## Stated problem
Rewrite the data from its start through the line with "italic-term: Fumeterre, <box>241", replacing "screenshot" with "page" and leaving everything else the same.

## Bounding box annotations
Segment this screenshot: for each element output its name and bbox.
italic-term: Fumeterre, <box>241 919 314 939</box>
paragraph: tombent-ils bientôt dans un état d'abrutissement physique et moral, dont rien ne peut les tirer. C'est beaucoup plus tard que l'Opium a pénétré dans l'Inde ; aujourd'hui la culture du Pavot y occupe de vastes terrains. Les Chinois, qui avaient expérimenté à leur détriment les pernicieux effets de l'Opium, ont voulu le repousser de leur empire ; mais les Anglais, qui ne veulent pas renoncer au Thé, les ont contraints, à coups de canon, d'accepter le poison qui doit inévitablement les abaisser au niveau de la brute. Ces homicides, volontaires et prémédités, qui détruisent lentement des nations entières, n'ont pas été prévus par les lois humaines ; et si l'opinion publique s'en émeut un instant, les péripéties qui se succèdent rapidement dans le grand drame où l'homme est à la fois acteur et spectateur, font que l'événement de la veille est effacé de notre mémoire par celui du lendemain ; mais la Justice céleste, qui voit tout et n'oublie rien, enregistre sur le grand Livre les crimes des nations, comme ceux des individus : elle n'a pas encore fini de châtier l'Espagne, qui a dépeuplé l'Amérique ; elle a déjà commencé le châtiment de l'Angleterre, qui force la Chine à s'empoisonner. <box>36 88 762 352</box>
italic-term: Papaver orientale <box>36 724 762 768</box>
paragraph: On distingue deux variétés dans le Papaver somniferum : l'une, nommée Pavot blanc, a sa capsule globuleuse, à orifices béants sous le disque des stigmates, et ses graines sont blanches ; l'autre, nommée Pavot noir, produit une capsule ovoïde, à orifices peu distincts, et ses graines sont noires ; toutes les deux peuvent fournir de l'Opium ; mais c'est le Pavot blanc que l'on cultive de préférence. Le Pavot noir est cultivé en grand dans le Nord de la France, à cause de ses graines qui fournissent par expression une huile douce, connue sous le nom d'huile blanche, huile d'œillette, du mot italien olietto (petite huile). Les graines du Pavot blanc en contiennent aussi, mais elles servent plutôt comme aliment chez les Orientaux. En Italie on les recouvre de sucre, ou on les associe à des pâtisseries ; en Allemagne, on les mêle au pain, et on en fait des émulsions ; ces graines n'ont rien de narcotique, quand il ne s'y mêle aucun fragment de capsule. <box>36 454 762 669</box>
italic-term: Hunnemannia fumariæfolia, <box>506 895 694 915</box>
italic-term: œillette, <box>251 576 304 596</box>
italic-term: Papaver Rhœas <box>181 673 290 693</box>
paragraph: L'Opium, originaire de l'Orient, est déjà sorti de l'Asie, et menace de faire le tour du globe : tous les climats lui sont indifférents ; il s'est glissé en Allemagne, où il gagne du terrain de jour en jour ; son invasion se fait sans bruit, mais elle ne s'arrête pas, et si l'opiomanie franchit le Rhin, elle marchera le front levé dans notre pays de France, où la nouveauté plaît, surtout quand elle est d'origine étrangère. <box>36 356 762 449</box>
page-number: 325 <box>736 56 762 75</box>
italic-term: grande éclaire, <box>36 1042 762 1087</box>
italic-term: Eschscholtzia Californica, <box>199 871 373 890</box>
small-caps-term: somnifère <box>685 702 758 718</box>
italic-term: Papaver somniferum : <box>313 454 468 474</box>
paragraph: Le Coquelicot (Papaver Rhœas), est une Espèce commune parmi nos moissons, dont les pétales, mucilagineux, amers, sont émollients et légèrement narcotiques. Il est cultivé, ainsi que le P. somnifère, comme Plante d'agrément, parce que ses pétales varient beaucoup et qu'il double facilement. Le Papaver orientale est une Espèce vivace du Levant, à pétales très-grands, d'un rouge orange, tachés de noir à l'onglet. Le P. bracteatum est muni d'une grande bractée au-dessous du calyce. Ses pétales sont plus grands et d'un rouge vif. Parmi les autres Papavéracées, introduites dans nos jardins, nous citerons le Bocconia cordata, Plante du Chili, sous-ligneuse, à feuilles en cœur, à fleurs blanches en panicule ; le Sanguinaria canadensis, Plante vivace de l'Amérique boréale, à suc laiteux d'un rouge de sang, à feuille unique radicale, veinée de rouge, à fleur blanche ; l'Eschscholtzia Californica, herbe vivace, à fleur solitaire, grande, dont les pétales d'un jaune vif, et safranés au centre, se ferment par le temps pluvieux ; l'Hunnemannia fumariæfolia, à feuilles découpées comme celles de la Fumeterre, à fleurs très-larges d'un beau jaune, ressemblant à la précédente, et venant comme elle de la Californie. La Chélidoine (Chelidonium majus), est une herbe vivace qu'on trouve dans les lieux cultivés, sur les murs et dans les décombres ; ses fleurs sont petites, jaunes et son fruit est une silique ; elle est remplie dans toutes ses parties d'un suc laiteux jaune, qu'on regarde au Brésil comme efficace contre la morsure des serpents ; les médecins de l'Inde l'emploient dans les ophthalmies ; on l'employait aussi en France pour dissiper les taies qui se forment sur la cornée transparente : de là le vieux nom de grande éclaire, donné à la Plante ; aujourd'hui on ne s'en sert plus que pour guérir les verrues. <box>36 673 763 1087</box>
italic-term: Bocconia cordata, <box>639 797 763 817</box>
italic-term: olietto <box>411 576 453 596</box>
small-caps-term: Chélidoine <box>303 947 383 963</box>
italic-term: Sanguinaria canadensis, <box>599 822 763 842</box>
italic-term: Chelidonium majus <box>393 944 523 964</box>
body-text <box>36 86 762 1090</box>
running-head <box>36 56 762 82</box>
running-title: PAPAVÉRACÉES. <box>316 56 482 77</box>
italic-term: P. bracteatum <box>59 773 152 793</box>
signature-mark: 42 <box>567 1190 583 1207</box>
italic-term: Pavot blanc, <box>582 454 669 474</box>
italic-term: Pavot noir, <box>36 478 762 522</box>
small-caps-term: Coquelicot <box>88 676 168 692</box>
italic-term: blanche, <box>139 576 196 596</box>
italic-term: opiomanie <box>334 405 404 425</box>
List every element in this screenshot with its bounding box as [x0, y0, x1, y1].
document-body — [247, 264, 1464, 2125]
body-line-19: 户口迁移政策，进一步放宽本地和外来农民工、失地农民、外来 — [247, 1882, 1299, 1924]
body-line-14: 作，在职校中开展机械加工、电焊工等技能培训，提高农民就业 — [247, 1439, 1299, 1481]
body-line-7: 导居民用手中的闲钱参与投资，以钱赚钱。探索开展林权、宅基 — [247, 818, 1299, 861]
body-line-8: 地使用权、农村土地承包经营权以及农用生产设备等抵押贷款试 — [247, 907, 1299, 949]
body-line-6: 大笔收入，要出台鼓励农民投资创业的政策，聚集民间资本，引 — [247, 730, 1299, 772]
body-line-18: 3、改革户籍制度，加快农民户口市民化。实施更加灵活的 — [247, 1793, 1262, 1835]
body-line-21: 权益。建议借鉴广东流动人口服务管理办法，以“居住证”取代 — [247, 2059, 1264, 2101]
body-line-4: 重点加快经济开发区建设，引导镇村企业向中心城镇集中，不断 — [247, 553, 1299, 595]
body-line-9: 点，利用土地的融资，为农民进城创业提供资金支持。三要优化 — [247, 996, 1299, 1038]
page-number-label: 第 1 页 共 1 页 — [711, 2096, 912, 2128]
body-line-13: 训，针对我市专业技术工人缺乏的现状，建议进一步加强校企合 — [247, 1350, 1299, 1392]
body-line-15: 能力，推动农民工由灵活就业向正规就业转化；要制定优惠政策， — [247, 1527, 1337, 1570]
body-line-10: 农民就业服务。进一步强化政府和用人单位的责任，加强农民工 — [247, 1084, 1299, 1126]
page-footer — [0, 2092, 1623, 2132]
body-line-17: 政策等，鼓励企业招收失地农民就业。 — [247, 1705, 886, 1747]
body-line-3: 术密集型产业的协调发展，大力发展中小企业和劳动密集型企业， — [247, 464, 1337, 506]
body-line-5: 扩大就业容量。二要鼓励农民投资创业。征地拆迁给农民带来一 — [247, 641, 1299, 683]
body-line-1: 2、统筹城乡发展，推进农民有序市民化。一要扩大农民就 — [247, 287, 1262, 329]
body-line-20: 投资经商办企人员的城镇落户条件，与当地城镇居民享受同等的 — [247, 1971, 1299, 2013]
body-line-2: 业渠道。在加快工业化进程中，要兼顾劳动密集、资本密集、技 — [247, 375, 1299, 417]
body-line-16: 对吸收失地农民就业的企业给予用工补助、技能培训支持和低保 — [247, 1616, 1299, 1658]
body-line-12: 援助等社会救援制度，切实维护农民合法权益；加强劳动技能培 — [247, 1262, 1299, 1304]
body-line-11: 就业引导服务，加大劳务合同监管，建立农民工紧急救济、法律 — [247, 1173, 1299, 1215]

## Exercise output
Segment this page: for each element output its name and bbox.
italic-term: Fumeterre, <box>241 919 314 939</box>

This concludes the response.